■ What to do:
Tally the lines in the listing below that contain "использованием" and report the tally alone.

-*-*-

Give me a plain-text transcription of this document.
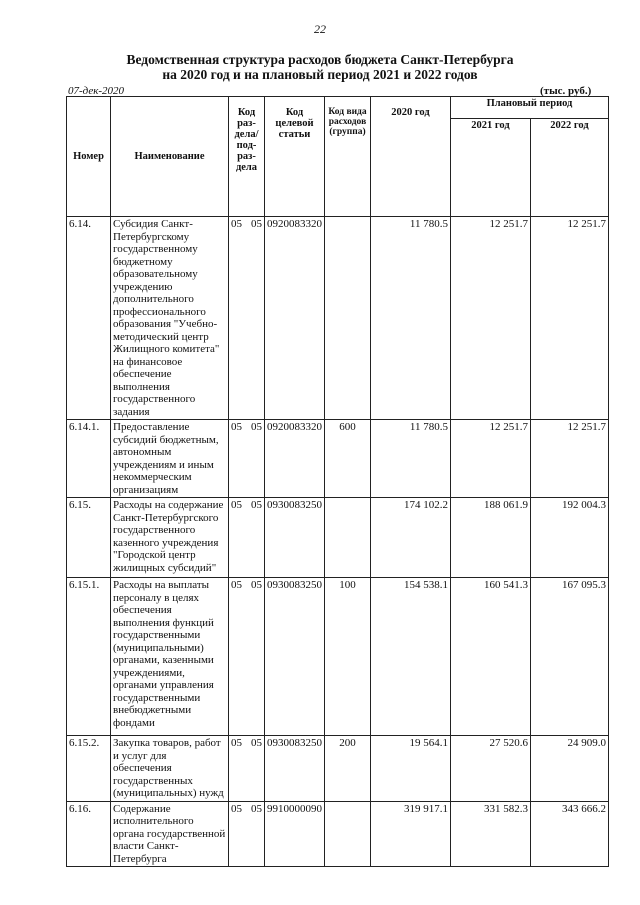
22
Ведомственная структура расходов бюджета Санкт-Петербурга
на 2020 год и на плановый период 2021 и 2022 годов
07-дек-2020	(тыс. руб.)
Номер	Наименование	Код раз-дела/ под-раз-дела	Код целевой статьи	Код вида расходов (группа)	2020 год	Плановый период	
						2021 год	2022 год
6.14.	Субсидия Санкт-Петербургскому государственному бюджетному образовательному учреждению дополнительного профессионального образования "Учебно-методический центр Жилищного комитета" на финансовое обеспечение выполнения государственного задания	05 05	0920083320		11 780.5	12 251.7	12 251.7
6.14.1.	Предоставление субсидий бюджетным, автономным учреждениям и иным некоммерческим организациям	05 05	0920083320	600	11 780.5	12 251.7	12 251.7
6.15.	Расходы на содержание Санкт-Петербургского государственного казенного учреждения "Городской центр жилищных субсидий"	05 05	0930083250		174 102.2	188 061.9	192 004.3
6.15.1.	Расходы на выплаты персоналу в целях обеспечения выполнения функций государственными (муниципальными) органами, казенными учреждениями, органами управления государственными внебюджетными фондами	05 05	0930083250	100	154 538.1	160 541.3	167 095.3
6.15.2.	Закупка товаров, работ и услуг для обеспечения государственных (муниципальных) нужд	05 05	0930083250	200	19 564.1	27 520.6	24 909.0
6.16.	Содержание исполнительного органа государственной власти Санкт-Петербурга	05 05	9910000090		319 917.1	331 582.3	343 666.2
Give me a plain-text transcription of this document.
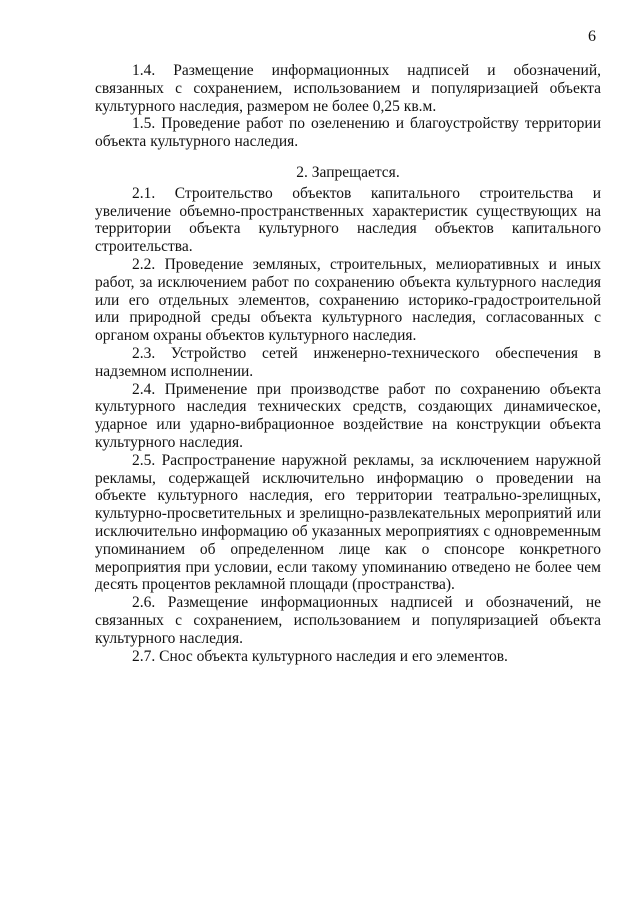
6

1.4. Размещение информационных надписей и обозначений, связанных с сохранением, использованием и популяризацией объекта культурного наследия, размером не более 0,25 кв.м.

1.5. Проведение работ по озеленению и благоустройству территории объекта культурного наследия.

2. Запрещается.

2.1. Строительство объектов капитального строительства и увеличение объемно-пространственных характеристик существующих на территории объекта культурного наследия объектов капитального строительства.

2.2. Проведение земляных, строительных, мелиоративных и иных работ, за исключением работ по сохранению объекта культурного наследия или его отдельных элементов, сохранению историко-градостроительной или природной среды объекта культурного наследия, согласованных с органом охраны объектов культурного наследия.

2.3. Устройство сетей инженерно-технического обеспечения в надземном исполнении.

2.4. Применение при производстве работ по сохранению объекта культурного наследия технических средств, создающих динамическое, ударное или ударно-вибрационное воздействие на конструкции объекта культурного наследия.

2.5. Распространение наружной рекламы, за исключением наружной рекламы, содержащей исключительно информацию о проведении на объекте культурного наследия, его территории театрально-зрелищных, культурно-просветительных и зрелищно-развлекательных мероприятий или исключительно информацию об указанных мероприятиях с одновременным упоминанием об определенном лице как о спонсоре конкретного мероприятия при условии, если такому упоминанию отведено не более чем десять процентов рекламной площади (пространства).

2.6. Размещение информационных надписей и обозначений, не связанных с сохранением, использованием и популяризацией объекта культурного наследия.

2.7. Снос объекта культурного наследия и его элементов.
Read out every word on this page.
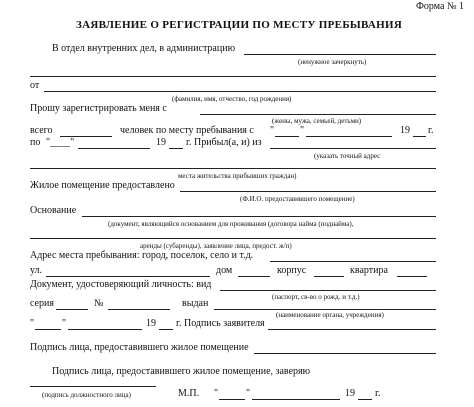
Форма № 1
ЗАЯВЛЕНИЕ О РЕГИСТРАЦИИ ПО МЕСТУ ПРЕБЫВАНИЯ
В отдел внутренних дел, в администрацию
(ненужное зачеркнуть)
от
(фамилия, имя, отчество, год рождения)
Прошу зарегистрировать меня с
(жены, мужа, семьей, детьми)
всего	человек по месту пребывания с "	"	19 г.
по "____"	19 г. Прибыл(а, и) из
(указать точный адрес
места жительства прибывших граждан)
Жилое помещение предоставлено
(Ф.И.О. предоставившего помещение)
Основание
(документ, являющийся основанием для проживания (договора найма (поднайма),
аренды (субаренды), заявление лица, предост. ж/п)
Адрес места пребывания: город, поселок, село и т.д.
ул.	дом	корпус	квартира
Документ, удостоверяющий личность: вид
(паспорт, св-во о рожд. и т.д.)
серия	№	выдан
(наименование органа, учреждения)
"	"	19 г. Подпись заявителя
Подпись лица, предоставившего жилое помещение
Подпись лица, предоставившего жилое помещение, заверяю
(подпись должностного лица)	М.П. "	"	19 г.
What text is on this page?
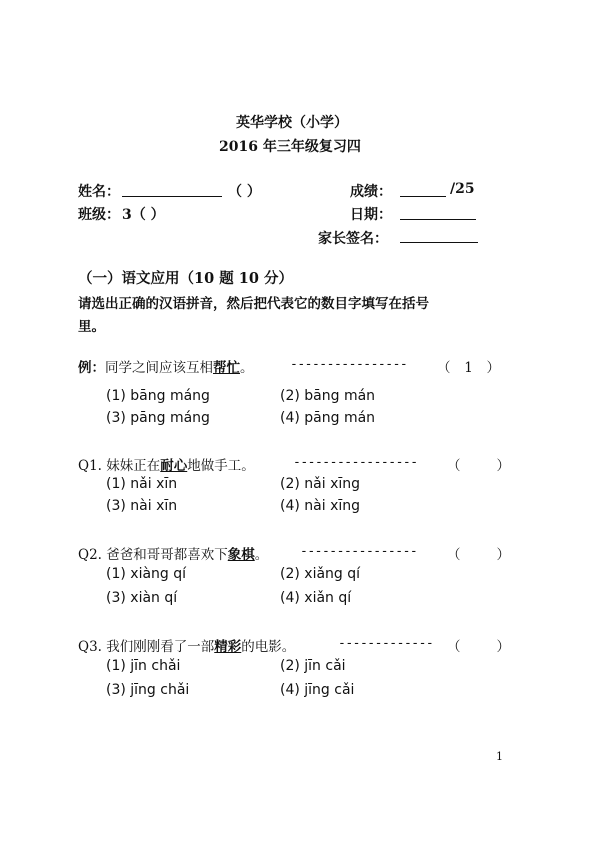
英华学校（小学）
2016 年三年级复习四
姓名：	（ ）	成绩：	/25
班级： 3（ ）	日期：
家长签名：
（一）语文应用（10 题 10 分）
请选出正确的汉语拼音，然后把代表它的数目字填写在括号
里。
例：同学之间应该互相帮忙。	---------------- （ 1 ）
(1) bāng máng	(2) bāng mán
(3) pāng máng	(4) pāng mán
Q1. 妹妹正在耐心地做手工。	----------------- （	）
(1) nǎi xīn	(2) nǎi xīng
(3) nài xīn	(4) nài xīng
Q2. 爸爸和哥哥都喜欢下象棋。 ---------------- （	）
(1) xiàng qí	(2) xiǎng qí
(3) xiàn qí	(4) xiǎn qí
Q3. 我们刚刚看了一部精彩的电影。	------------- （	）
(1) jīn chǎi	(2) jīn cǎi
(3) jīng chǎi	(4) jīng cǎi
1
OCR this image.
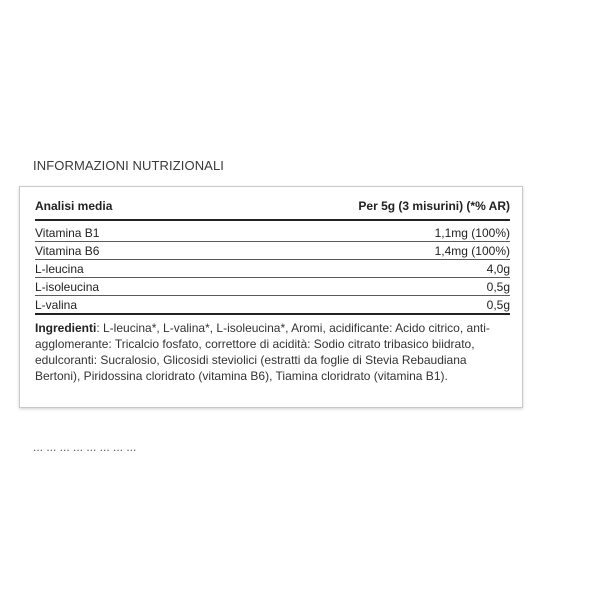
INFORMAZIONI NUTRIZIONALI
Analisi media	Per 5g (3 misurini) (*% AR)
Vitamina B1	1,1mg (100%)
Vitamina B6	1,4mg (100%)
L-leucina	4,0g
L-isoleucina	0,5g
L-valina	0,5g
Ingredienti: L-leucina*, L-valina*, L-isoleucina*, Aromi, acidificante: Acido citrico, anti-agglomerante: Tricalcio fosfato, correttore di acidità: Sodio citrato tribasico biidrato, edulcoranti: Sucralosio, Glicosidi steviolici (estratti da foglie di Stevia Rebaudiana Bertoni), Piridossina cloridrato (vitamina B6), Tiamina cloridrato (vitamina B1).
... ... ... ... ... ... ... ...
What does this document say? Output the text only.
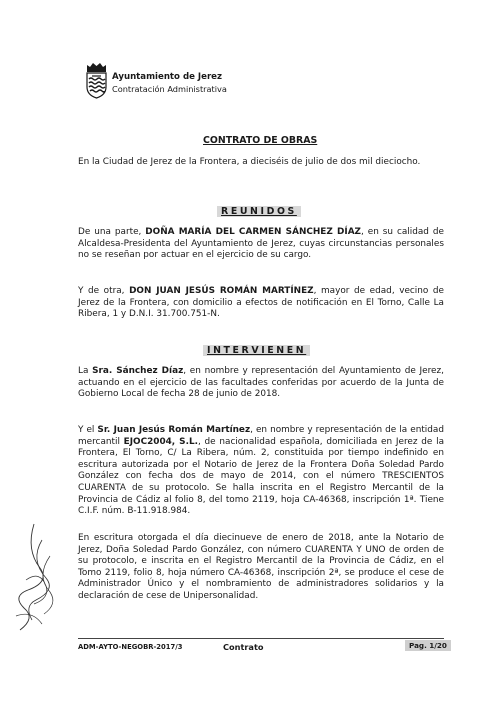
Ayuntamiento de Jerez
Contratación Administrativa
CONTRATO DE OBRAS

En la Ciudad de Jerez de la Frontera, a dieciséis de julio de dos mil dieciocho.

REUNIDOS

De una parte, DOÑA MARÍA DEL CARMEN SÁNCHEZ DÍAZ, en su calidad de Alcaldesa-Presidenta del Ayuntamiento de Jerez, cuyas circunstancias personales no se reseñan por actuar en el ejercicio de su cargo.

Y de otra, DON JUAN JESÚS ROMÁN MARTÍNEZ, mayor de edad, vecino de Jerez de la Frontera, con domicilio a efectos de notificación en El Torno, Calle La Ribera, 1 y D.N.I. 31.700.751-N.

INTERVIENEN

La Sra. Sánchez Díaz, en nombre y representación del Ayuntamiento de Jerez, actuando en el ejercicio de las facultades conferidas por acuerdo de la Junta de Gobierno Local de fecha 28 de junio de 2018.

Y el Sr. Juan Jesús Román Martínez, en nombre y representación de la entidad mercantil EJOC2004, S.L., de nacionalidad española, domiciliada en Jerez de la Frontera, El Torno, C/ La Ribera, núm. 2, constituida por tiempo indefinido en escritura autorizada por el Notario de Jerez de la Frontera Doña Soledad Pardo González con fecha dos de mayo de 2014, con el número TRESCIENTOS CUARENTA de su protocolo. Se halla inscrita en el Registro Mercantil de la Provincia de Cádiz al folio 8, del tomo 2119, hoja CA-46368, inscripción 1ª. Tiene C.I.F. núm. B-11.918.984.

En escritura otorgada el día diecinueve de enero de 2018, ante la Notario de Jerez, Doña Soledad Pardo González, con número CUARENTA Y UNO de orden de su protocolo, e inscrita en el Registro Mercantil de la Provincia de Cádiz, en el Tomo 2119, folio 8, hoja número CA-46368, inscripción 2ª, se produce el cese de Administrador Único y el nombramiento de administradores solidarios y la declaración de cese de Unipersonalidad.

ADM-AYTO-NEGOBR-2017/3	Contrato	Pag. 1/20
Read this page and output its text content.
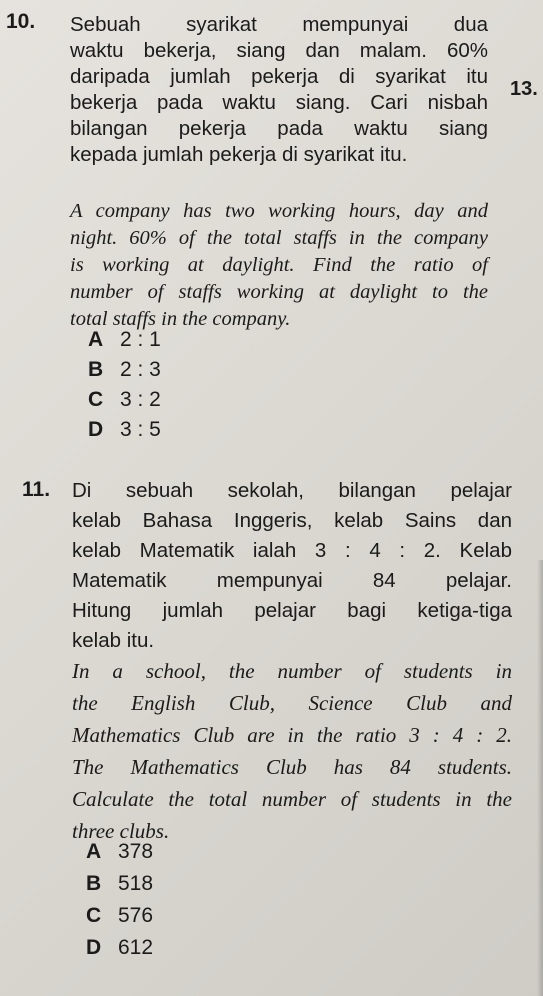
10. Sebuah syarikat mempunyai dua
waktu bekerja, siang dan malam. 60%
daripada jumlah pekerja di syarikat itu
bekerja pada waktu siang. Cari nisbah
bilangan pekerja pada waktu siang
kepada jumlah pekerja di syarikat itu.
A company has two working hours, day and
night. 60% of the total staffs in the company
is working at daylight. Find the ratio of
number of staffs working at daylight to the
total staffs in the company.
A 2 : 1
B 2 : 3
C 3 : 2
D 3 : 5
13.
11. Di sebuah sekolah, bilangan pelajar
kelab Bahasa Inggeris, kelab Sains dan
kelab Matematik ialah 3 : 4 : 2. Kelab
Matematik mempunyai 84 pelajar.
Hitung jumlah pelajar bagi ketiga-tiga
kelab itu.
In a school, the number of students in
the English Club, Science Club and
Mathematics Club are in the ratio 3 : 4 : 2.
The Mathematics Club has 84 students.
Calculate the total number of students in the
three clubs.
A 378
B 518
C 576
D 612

-*-*-

■ Exercise answer:
2